> **Items from a dataset**
══════════
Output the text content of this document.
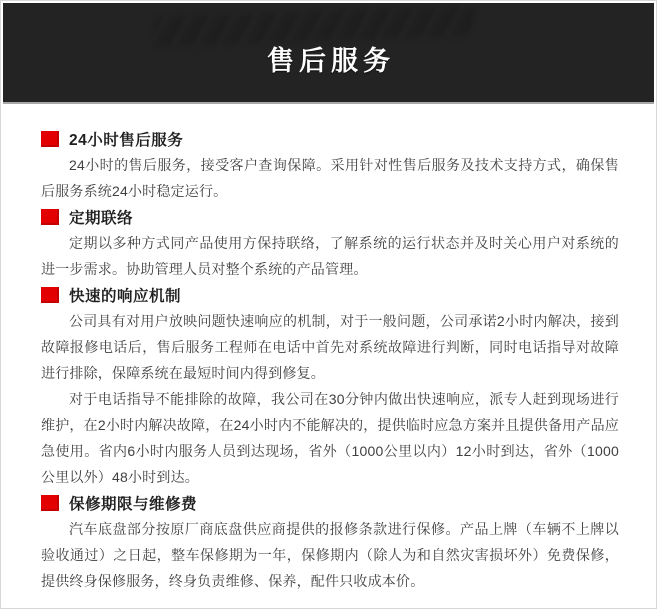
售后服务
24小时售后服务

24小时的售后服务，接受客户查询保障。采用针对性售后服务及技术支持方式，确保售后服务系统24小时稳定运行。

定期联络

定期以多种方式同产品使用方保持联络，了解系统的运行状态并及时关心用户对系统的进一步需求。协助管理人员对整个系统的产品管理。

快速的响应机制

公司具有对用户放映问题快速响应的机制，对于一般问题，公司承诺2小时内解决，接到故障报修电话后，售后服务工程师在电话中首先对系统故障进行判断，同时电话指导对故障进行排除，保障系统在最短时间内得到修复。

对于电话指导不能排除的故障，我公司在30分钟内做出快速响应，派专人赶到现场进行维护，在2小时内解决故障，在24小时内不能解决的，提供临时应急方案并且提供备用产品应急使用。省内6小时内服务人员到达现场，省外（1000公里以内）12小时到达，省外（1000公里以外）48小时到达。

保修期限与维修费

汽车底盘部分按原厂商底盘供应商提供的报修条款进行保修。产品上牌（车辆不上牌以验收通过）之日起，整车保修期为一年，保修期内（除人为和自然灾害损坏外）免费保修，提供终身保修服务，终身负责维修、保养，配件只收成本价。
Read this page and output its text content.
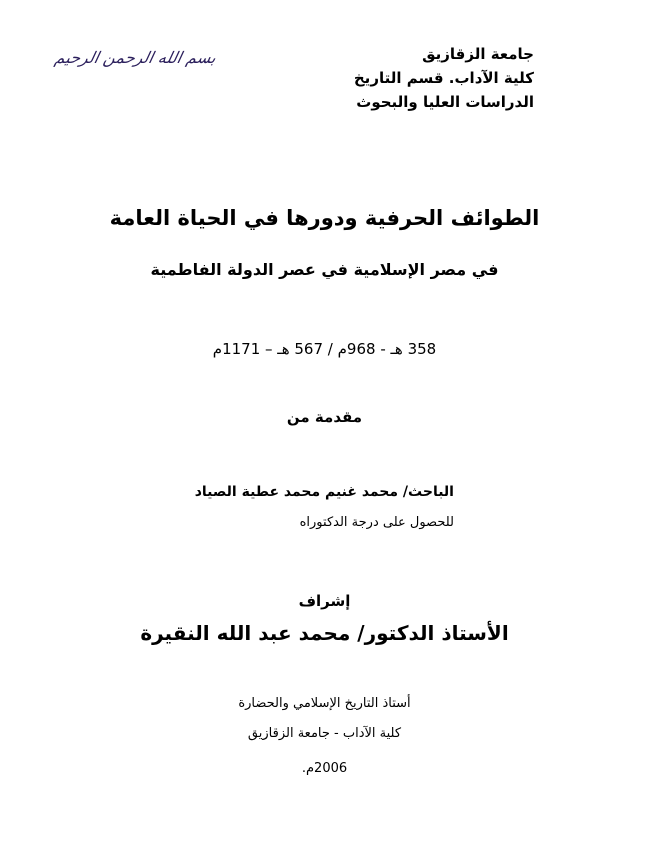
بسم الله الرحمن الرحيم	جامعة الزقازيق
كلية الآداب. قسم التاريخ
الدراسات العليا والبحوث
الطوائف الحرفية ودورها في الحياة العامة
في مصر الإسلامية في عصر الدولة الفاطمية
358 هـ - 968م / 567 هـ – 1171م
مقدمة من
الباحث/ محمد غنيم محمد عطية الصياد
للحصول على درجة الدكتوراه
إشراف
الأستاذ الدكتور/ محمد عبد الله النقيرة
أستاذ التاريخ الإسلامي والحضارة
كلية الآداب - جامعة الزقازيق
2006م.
══════════
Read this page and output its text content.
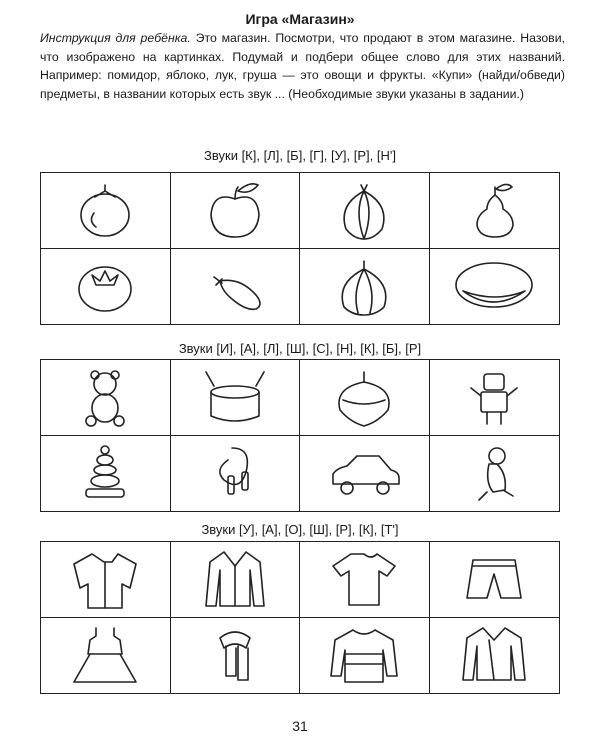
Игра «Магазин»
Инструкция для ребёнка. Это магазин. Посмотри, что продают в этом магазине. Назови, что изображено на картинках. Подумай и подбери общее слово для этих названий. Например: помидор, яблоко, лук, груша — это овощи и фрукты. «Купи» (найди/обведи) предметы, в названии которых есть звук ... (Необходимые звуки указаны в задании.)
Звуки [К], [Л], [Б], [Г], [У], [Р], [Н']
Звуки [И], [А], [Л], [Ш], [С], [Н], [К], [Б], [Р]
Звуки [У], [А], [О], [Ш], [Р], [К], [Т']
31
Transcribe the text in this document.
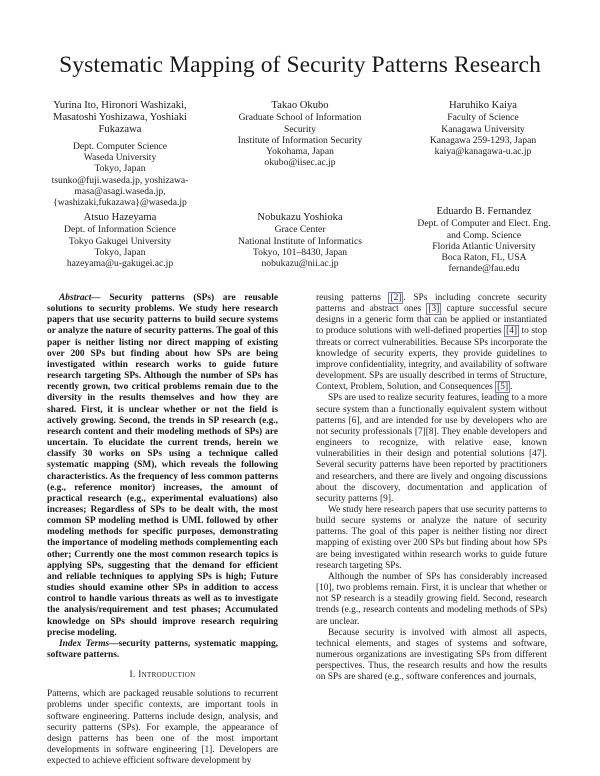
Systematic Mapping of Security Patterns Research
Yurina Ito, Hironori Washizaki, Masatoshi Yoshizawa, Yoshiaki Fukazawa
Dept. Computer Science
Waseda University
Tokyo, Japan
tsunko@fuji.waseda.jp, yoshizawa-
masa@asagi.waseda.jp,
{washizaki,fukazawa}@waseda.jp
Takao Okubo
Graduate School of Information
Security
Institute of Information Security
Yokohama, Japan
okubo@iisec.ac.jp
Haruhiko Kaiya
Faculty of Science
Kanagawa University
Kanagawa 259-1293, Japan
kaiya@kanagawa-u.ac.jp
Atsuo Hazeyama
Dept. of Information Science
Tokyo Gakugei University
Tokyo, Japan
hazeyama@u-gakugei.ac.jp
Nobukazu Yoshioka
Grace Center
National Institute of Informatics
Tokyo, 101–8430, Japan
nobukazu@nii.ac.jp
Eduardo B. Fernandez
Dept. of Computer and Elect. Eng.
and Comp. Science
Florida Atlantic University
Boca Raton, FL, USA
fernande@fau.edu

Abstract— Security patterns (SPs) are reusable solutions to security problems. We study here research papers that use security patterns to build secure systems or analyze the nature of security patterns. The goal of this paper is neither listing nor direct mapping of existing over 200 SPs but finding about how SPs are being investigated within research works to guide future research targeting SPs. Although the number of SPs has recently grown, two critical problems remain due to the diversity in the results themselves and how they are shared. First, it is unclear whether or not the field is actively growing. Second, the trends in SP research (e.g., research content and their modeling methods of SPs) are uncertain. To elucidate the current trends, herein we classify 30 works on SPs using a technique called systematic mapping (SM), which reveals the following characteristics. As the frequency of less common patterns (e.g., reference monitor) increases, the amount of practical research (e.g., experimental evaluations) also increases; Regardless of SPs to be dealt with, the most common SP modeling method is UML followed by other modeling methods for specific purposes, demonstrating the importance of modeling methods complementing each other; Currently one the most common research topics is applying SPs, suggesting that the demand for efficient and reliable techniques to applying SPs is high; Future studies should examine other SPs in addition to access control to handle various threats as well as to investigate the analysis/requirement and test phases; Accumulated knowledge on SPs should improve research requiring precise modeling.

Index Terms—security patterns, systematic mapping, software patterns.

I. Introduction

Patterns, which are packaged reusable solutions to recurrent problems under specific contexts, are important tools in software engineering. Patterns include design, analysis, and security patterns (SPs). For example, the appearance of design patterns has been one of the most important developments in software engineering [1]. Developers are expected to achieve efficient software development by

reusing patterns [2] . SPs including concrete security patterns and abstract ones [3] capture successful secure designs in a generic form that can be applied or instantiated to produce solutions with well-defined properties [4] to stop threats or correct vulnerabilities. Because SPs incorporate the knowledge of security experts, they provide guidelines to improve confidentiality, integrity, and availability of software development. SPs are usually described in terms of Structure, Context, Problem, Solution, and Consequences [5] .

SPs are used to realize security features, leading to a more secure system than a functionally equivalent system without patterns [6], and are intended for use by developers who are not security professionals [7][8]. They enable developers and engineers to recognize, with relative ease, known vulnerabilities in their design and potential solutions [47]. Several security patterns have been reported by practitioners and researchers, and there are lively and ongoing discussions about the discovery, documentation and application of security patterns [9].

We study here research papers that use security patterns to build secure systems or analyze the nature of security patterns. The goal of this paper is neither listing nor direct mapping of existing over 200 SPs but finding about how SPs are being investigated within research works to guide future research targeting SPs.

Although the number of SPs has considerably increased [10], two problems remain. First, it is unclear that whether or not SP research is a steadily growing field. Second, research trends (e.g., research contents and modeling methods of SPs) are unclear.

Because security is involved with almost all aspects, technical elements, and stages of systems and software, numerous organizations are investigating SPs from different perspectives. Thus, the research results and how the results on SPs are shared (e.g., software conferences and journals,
══════════
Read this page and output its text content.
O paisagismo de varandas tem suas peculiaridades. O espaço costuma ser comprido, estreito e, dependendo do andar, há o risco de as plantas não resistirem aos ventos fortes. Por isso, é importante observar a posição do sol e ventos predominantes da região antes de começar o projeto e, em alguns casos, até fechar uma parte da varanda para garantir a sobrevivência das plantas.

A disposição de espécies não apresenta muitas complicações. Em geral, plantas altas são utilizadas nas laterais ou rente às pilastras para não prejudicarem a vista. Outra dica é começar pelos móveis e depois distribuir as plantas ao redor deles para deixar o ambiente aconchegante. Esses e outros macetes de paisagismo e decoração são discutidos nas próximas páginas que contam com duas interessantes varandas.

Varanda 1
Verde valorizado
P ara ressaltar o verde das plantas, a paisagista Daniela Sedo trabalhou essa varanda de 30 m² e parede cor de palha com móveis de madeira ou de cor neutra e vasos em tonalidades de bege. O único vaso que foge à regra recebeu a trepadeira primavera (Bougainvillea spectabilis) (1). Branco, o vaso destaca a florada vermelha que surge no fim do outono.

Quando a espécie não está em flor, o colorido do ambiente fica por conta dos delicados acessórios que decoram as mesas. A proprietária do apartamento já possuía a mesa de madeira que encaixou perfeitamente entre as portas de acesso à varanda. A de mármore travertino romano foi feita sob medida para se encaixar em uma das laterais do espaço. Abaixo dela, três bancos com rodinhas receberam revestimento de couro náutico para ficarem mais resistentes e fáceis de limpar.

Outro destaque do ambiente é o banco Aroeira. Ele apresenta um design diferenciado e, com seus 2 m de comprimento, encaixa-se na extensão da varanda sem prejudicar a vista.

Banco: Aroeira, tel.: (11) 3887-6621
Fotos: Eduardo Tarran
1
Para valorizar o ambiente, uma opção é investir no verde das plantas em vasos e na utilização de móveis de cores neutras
══════════
> **EXERCISE BRIEF**
Your answer should be only a number: how many lines of the data above contain the string "محمد"?

> **COMPLETE ANSWER**
2